__DIRECTIONS__: Report the number of lines containing "Temperature", with no other words.

Recorded data
------------------------
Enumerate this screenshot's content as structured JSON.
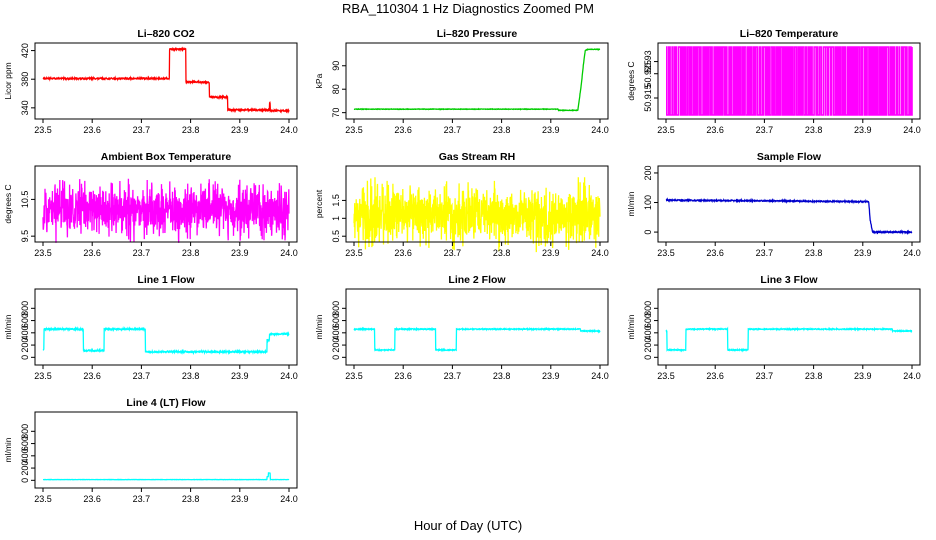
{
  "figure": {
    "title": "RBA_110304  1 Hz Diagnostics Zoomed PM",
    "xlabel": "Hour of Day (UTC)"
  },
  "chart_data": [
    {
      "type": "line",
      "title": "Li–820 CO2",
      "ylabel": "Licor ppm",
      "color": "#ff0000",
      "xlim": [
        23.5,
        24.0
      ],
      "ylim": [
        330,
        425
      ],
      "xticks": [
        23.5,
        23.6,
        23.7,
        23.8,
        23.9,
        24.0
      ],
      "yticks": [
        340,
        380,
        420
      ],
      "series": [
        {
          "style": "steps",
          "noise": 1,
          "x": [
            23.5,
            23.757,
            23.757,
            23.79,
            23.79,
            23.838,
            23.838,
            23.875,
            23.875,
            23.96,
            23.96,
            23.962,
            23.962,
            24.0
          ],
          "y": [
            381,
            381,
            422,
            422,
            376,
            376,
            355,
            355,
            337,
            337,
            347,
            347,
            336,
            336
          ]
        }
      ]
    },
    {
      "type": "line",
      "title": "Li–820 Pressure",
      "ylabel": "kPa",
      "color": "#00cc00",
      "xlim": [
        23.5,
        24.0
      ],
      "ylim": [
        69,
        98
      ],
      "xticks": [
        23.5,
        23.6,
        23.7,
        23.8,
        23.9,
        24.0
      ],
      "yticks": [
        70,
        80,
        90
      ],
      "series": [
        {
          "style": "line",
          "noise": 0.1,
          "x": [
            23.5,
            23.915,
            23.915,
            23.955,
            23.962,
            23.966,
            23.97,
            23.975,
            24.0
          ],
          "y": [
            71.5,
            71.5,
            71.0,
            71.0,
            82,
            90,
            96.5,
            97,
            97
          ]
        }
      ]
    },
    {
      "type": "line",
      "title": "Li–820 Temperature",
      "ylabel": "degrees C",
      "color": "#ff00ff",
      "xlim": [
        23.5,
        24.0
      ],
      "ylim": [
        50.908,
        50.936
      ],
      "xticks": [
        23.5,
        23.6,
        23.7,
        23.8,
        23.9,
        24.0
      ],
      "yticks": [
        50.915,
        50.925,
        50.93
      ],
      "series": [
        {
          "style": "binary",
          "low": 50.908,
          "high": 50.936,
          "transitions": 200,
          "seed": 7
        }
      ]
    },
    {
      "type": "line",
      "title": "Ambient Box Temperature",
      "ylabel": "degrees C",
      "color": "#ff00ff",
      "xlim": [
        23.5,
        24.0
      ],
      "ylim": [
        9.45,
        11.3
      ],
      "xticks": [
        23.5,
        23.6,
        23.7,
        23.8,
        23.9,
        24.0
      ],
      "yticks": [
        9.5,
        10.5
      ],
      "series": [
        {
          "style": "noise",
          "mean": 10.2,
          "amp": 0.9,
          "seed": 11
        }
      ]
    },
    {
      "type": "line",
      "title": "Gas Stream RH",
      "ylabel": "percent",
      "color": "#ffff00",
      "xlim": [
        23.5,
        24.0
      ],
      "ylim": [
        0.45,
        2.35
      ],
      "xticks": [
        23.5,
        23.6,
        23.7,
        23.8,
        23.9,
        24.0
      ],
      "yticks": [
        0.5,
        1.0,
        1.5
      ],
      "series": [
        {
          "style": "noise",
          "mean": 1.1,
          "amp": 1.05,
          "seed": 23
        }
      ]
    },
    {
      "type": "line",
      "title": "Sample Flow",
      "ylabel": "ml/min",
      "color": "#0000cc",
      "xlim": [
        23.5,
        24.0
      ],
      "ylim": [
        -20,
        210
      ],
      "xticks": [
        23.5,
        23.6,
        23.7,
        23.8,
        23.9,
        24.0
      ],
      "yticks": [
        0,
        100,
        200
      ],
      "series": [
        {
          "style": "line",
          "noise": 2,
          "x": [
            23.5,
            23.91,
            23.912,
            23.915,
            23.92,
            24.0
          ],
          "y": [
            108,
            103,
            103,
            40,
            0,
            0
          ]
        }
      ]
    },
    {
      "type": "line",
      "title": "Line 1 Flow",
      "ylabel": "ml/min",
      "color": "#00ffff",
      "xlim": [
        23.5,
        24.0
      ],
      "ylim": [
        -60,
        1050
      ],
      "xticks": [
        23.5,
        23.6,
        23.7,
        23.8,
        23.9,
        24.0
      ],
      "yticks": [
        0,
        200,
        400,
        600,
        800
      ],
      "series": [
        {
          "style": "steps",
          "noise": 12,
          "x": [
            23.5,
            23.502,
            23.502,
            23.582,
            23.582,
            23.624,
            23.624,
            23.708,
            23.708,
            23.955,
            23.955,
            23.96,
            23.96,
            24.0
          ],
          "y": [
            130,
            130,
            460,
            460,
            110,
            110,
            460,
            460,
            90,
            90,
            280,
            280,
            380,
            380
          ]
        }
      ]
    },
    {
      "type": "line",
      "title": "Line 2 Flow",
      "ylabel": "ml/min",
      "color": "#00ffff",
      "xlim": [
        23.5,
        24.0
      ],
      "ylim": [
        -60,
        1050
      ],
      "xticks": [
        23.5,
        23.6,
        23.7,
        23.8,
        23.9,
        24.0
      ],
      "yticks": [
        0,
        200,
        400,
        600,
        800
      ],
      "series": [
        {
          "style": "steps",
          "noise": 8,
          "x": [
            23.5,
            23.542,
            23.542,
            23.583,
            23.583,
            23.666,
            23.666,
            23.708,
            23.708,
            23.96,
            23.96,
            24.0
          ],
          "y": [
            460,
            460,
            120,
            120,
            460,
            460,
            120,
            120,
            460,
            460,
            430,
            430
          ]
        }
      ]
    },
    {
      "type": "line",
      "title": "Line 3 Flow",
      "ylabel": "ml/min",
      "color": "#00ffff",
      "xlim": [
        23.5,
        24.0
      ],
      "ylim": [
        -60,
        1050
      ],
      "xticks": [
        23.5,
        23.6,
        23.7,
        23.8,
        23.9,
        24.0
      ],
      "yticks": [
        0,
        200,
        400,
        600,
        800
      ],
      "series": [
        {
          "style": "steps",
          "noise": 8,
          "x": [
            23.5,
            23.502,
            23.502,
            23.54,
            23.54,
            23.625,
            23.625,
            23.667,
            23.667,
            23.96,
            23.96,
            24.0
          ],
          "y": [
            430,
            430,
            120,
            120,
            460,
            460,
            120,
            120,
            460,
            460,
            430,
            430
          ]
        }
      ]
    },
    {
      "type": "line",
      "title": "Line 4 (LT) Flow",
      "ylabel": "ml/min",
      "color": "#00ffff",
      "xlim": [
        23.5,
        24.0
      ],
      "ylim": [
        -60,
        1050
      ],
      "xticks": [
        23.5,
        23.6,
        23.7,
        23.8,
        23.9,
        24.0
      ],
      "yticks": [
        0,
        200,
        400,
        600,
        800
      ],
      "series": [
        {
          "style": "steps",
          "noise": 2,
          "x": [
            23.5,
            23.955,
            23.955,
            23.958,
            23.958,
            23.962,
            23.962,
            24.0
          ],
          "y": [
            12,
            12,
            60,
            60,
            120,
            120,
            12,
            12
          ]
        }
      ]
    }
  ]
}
------------------------
__SOLUTION FOR THIS TASK__: 2